• **WORK REQUIRED**: Take from the listing each line that has the string "truck".
start DATA
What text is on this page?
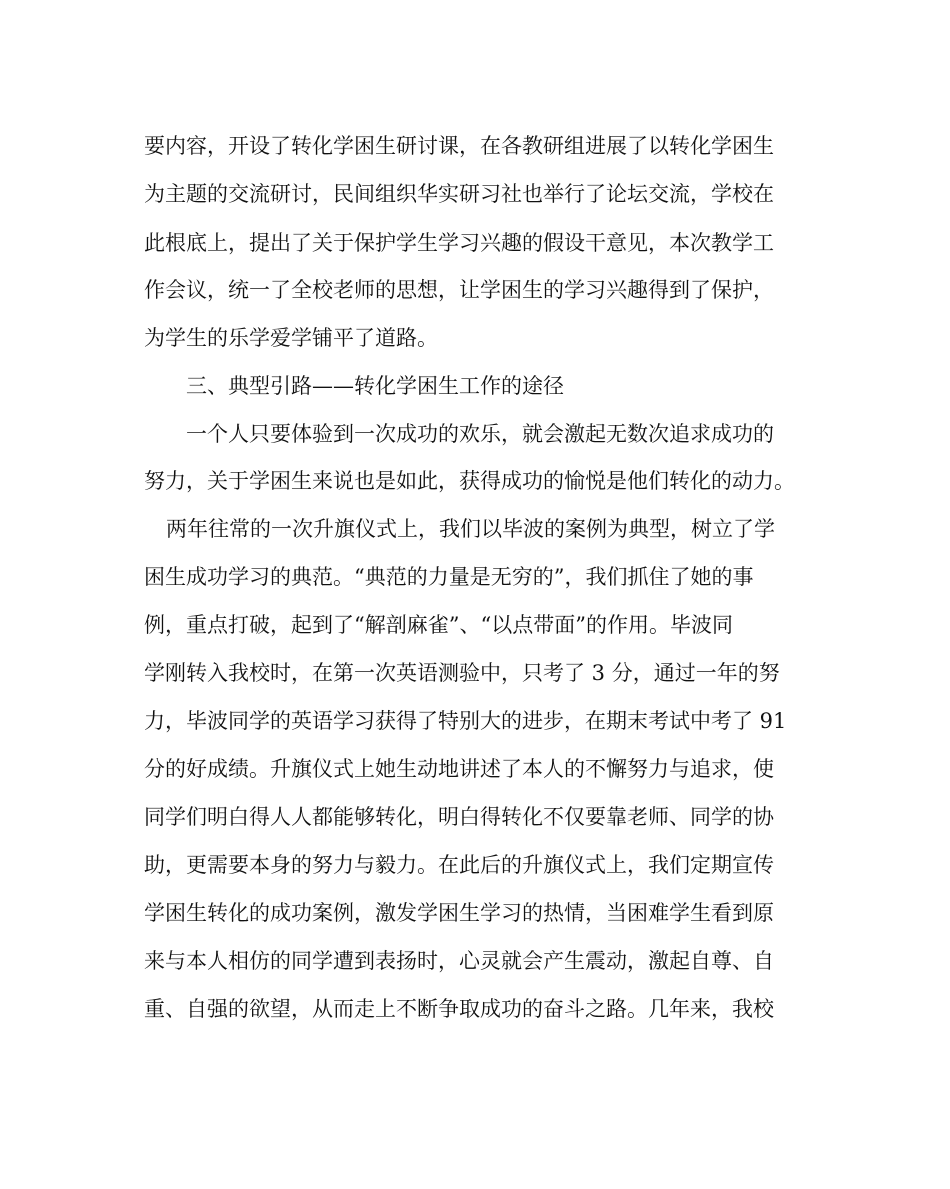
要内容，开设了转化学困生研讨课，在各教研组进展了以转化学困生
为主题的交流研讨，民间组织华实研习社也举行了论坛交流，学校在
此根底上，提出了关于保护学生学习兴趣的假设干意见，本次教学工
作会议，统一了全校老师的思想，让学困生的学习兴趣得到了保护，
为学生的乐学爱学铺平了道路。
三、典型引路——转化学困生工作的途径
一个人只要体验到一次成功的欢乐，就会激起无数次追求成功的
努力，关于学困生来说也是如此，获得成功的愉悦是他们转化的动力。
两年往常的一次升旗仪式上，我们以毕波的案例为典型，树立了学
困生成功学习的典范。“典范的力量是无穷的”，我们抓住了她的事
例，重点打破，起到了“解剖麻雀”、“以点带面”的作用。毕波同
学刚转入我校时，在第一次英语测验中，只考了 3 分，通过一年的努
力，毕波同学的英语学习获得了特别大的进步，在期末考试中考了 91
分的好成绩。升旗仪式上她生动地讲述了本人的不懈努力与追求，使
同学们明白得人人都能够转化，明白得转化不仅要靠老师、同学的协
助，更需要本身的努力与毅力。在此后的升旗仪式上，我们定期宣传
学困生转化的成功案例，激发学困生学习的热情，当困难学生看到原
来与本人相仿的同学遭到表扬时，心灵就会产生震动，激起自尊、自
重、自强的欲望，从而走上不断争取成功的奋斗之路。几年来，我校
end DATA
start DATA
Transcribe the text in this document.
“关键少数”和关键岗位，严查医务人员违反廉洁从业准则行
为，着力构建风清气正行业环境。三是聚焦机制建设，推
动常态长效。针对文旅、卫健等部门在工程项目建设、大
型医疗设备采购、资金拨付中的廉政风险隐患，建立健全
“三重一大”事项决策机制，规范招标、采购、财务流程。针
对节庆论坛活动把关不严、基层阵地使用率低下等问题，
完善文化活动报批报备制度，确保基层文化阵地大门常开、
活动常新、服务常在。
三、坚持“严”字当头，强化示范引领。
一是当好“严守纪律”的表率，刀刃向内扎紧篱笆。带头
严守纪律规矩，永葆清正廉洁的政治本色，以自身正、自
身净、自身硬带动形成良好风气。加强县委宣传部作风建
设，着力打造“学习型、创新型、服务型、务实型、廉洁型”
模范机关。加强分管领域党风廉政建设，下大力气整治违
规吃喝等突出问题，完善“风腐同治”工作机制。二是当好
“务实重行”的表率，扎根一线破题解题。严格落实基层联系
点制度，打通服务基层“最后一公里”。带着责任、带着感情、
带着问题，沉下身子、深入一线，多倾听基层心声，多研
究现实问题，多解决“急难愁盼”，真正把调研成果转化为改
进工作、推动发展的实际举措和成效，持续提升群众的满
end DATA
start DATA
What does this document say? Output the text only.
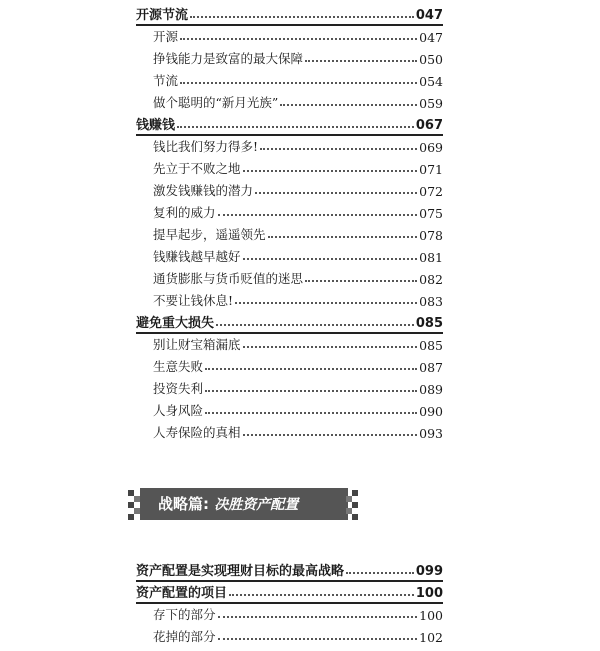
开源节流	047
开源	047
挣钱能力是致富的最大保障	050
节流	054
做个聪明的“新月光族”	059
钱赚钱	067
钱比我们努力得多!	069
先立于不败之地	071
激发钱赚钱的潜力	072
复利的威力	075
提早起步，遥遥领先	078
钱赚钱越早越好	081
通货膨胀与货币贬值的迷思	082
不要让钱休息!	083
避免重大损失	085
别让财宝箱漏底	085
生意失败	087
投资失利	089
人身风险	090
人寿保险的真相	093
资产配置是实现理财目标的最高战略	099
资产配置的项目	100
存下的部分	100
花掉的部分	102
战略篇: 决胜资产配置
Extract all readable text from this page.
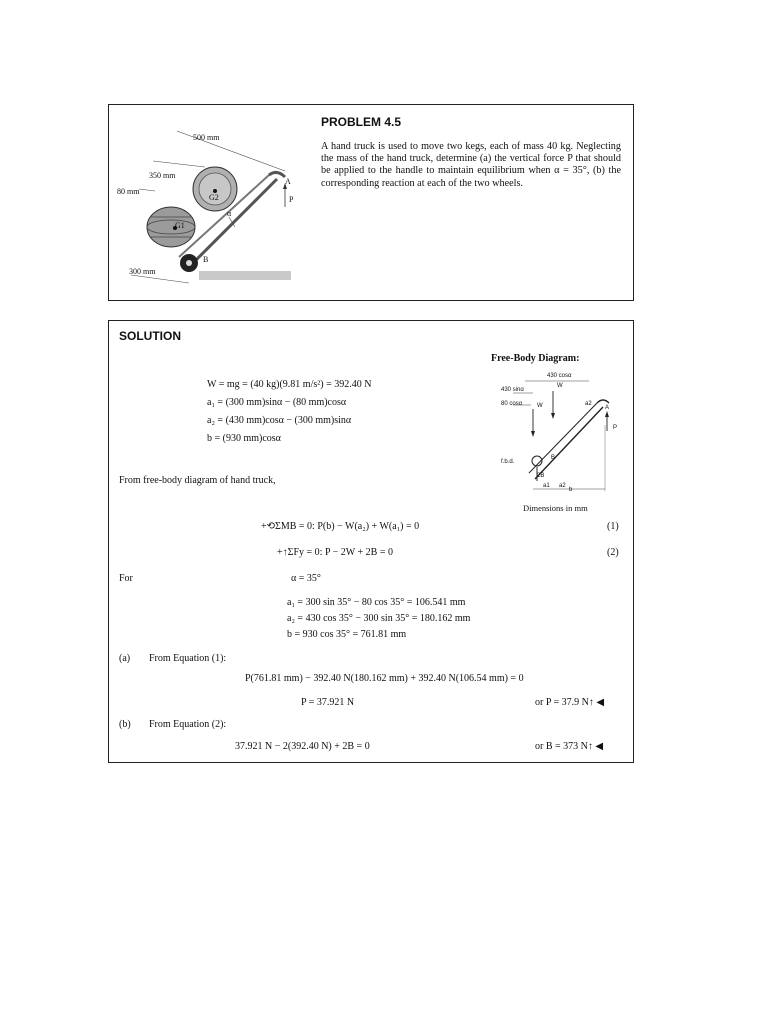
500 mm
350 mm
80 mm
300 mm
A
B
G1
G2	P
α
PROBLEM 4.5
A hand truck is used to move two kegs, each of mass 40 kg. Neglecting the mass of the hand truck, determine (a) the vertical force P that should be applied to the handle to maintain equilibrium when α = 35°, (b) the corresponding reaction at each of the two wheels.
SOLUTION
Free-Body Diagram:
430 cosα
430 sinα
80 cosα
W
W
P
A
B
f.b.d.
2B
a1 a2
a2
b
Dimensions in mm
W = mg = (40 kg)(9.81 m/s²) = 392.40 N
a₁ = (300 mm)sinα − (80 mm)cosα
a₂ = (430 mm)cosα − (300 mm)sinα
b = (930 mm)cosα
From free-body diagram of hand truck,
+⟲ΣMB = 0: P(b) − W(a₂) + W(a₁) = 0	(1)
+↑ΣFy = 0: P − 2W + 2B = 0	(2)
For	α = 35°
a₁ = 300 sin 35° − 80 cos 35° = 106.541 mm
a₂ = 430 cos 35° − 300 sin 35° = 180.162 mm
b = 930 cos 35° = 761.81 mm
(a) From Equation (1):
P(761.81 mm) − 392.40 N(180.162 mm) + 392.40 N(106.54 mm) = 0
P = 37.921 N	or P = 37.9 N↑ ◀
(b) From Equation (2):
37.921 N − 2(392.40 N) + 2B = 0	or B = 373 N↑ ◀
end DATA
• **EXERCISE RESULT**:
A hand truck is used to move two kegs, each of mass 40 kg. Neglecting the mass of the hand truck, determine (a) the vertical force P that should be applied to the handle to maintain equilibrium when α = 35°, (b) the corresponding reaction at each of the two wheels.
From free-body diagram of hand truck,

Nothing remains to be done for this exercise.